Data excerpts
..............................

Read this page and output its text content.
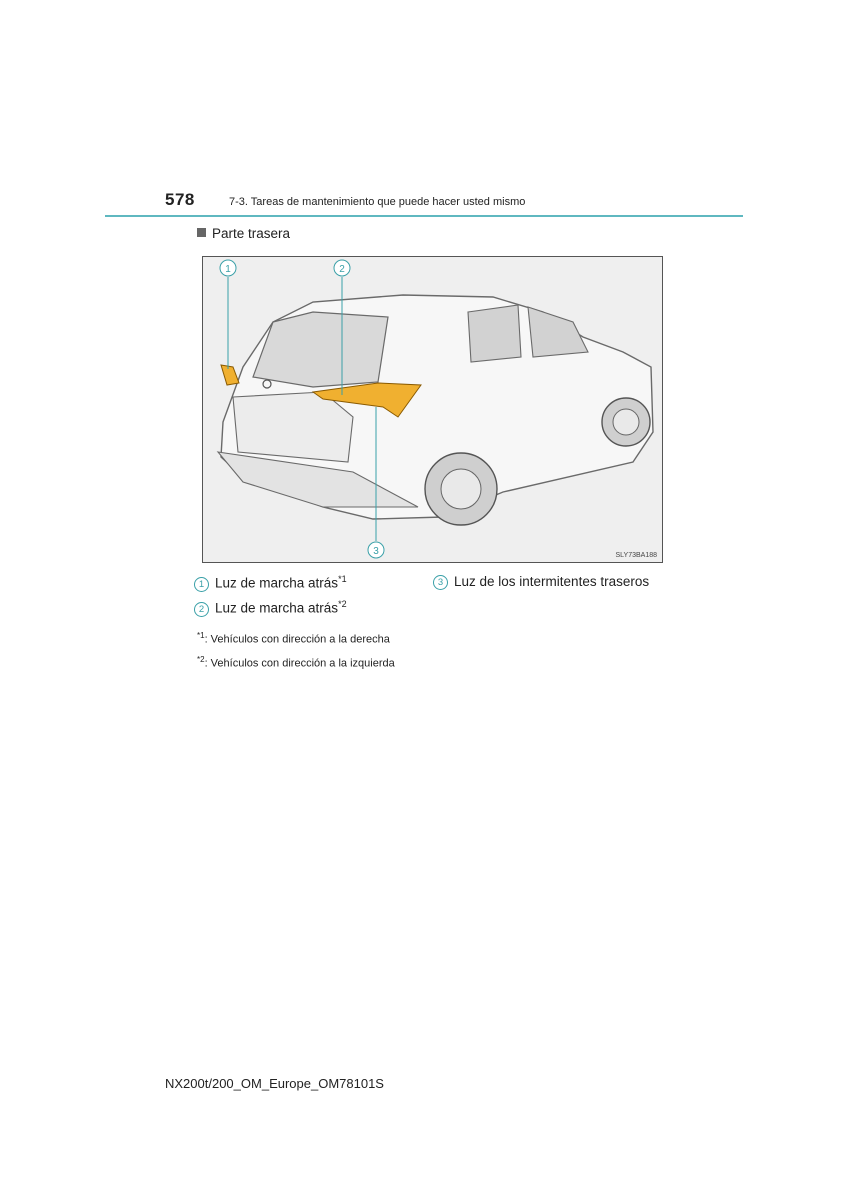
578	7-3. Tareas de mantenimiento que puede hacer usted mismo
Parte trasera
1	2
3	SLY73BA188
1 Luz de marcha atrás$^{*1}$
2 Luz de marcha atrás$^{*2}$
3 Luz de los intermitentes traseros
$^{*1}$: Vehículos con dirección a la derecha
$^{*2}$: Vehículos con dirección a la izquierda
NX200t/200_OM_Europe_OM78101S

..............................

Give every line above again exactly, with no pictures.

Read this page and output its text content.
578	7-3. Tareas de mantenimiento que puede hacer usted mismo
Parte trasera
1	2
3	SLY73BA188
1 Luz de marcha atrás$^{*1}$
2 Luz de marcha atrás$^{*2}$
3 Luz de los intermitentes traseros
$^{*1}$: Vehículos con dirección a la derecha
$^{*2}$: Vehículos con dirección a la izquierda
NX200t/200_OM_Europe_OM78101S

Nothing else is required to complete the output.